— What to do —
Copy out all lines of the records in which the word "this" appears.

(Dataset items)
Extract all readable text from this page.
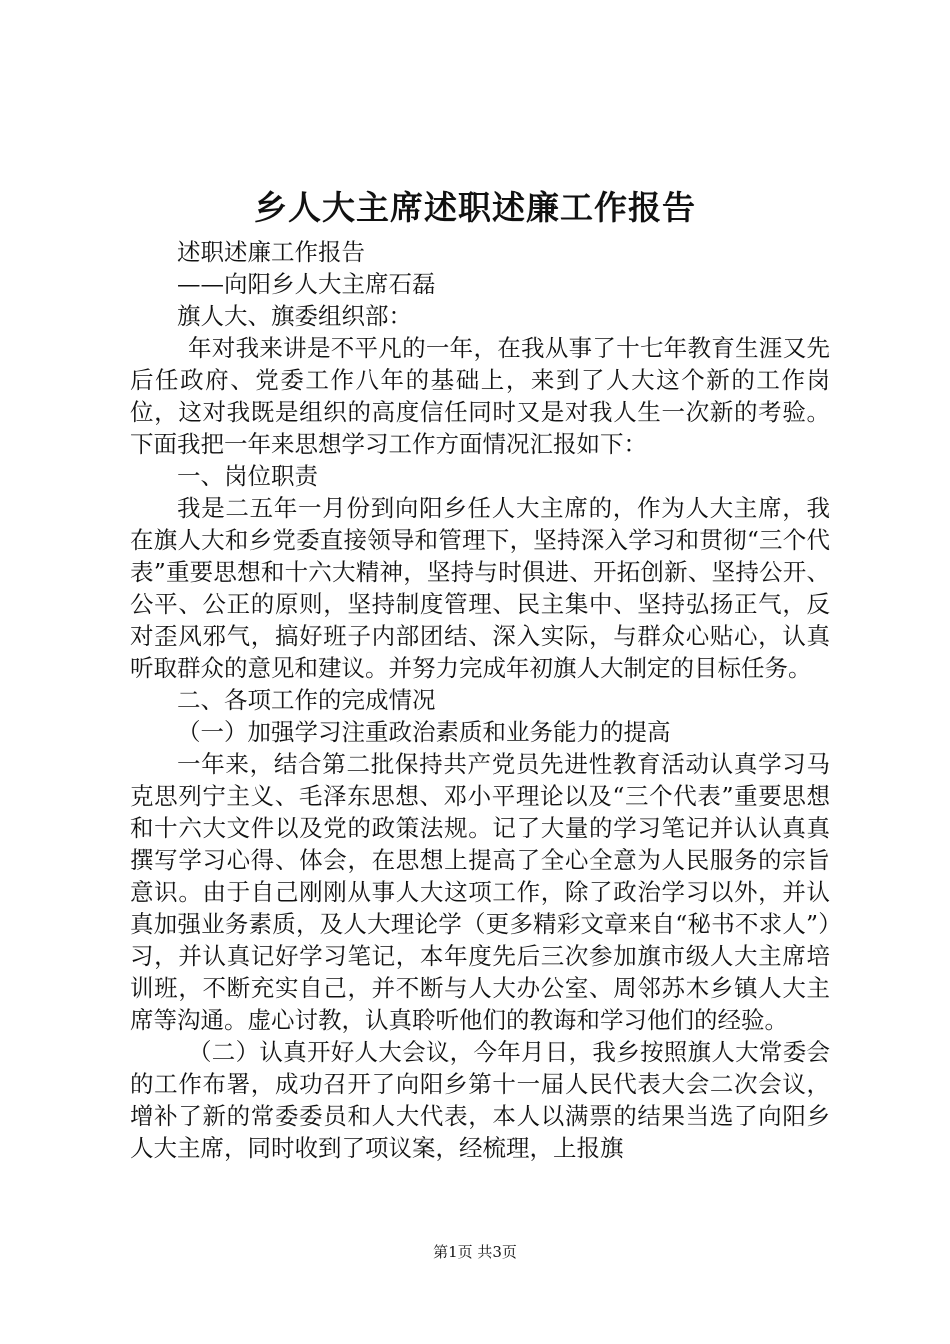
乡人大主席述职述廉工作报告

述职述廉工作报告

——向阳乡人大主席石磊

旗人大、旗委组织部：

年对我来讲是不平凡的一年，在我从事了十七年教育生涯又先后任政府、党委工作八年的基础上，来到了人大这个新的工作岗位，这对我既是组织的高度信任同时又是对我人生一次新的考验。下面我把一年来思想学习工作方面情况汇报如下：

一、岗位职责

我是二五年一月份到向阳乡任人大主席的，作为人大主席，我在旗人大和乡党委直接领导和管理下，坚持深入学习和贯彻“三个代表”重要思想和十六大精神，坚持与时俱进、开拓创新、坚持公开、公平、公正的原则，坚持制度管理、民主集中、坚持弘扬正气，反对歪风邪气，搞好班子内部团结、深入实际，与群众心贴心，认真听取群众的意见和建议。并努力完成年初旗人大制定的目标任务。

二、各项工作的完成情况

（一）加强学习注重政治素质和业务能力的提高

一年来，结合第二批保持共产党员先进性教育活动认真学习马克思列宁主义、毛泽东思想、邓小平理论以及“三个代表”重要思想和十六大文件以及党的政策法规。记了大量的学习笔记并认认真真撰写学习心得、体会，在思想上提高了全心全意为人民服务的宗旨意识。由于自己刚刚从事人大这项工作，除了政治学习以外，并认真加强业务素质，及人大理论学（更多精彩文章来自“秘书不求人”）习，并认真记好学习笔记，本年度先后三次参加旗市级人大主席培训班，不断充实自己，并不断与人大办公室、周邻苏木乡镇人大主席等沟通。虚心讨教，认真聆听他们的教诲和学习他们的经验。

（二）认真开好人大会议，今年月日，我乡按照旗人大常委会的工作布署，成功召开了向阳乡第十一届人民代表大会二次会议，增补了新的常委委员和人大代表，本人以满票的结果当选了向阳乡人大主席，同时收到了项议案，经梳理，上报旗

第1页 共3页
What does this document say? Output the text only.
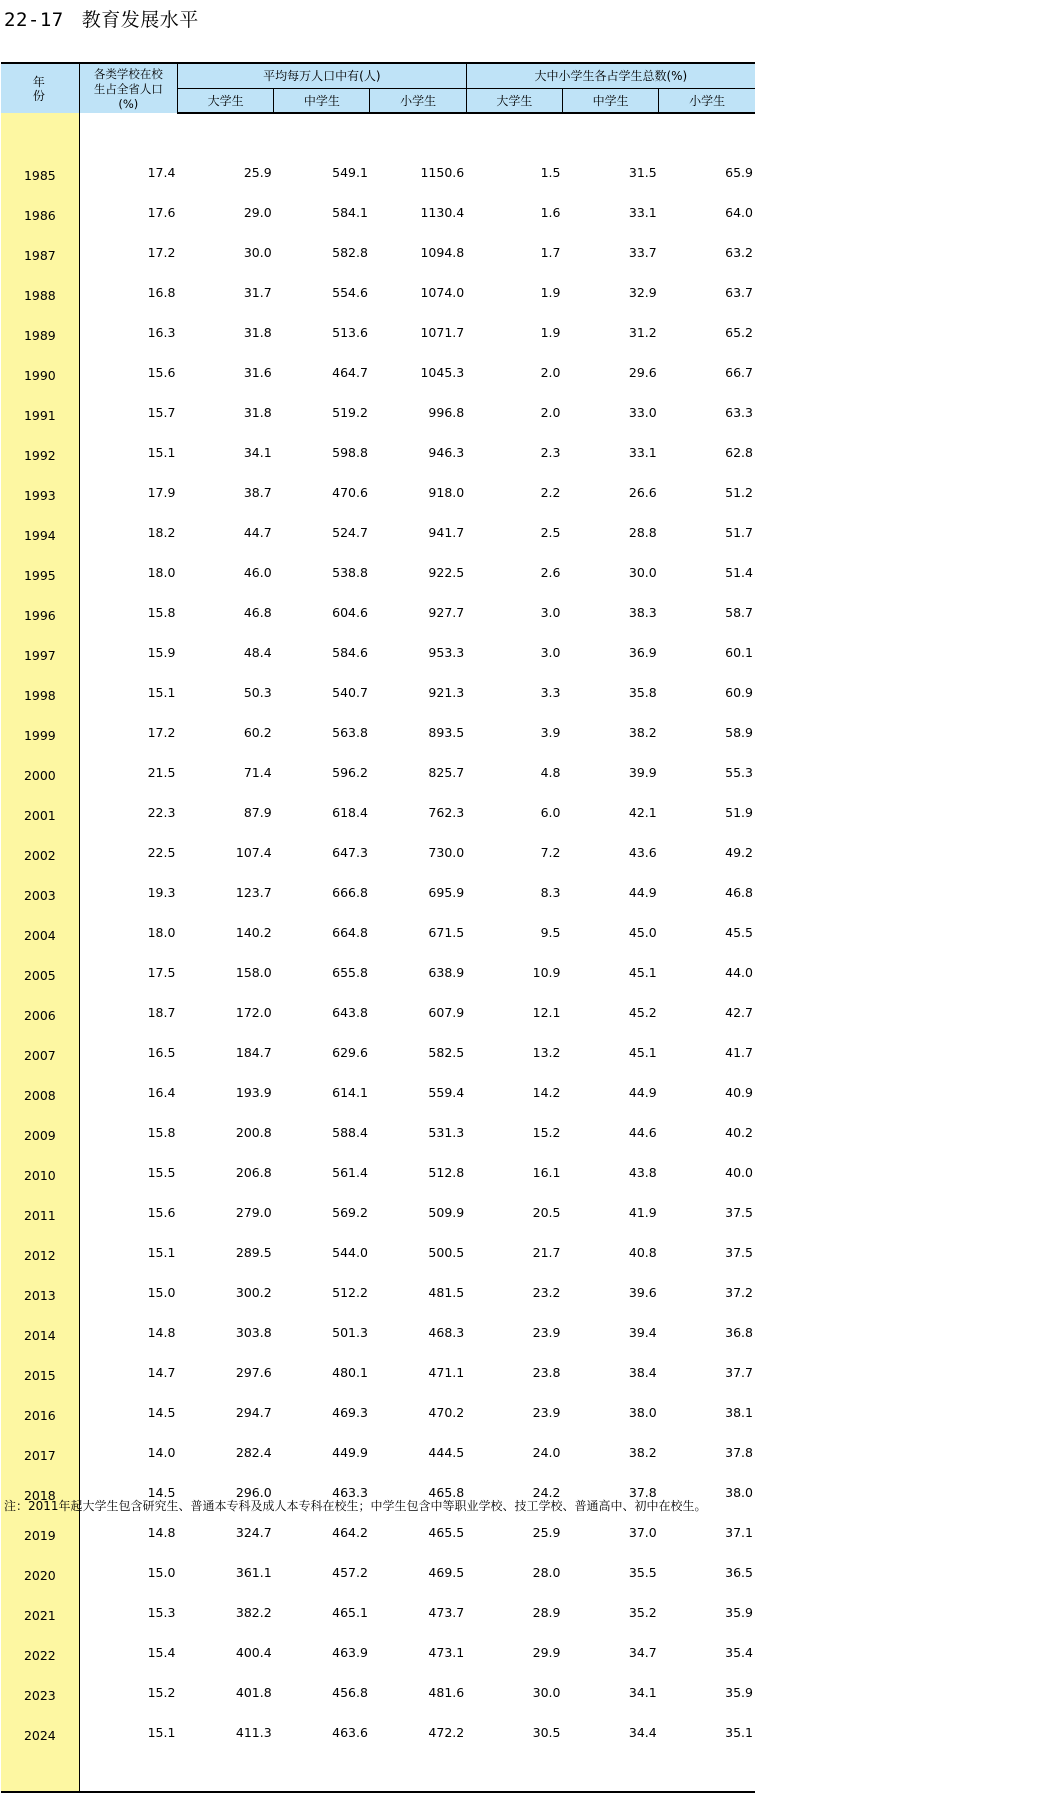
22-17 教育发展水平
年 份	各类学校在校
生占全省人口
(%)	平均每万人口中有(人)			大中小学生各占学生总数(%)		
		大学生	中学生	小学生	大学生	中学生	小学生

1985	17.4	25.9	549.1	1150.6	1.5	31.5	65.9
1986	17.6	29.0	584.1	1130.4	1.6	33.1	64.0
1987	17.2	30.0	582.8	1094.8	1.7	33.7	63.2
1988	16.8	31.7	554.6	1074.0	1.9	32.9	63.7
1989	16.3	31.8	513.6	1071.7	1.9	31.2	65.2
1990	15.6	31.6	464.7	1045.3	2.0	29.6	66.7
1991	15.7	31.8	519.2	996.8	2.0	33.0	63.3
1992	15.1	34.1	598.8	946.3	2.3	33.1	62.8
1993	17.9	38.7	470.6	918.0	2.2	26.6	51.2
1994	18.2	44.7	524.7	941.7	2.5	28.8	51.7
1995	18.0	46.0	538.8	922.5	2.6	30.0	51.4
1996	15.8	46.8	604.6	927.7	3.0	38.3	58.7
1997	15.9	48.4	584.6	953.3	3.0	36.9	60.1
1998	15.1	50.3	540.7	921.3	3.3	35.8	60.9
1999	17.2	60.2	563.8	893.5	3.9	38.2	58.9
2000	21.5	71.4	596.2	825.7	4.8	39.9	55.3
2001	22.3	87.9	618.4	762.3	6.0	42.1	51.9
2002	22.5	107.4	647.3	730.0	7.2	43.6	49.2
2003	19.3	123.7	666.8	695.9	8.3	44.9	46.8
2004	18.0	140.2	664.8	671.5	9.5	45.0	45.5
2005	17.5	158.0	655.8	638.9	10.9	45.1	44.0
2006	18.7	172.0	643.8	607.9	12.1	45.2	42.7
2007	16.5	184.7	629.6	582.5	13.2	45.1	41.7
2008	16.4	193.9	614.1	559.4	14.2	44.9	40.9
2009	15.8	200.8	588.4	531.3	15.2	44.6	40.2
2010	15.5	206.8	561.4	512.8	16.1	43.8	40.0
2011	15.6	279.0	569.2	509.9	20.5	41.9	37.5
2012	15.1	289.5	544.0	500.5	21.7	40.8	37.5
2013	15.0	300.2	512.2	481.5	23.2	39.6	37.2
2014	14.8	303.8	501.3	468.3	23.9	39.4	36.8
2015	14.7	297.6	480.1	471.1	23.8	38.4	37.7
2016	14.5	294.7	469.3	470.2	23.9	38.0	38.1
2017	14.0	282.4	449.9	444.5	24.0	38.2	37.8
2018	14.5	296.0	463.3	465.8	24.2	37.8	38.0
2019	14.8	324.7	464.2	465.5	25.9	37.0	37.1
2020	15.0	361.1	457.2	469.5	28.0	35.5	36.5
2021	15.3	382.2	465.1	473.7	28.9	35.2	35.9
2022	15.4	400.4	463.9	473.1	29.9	34.7	35.4
2023	15.2	401.8	456.8	481.6	30.0	34.1	35.9
2024	15.1	411.3	463.6	472.2	30.5	34.4	35.1

注：2011年起大学生包含研究生、普通本专科及成人本专科在校生；中学生包含中等职业学校、技工学校、普通高中、初中在校生。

— Answer below —
Extract all readable text from this page.
What does this document say? Output the text only.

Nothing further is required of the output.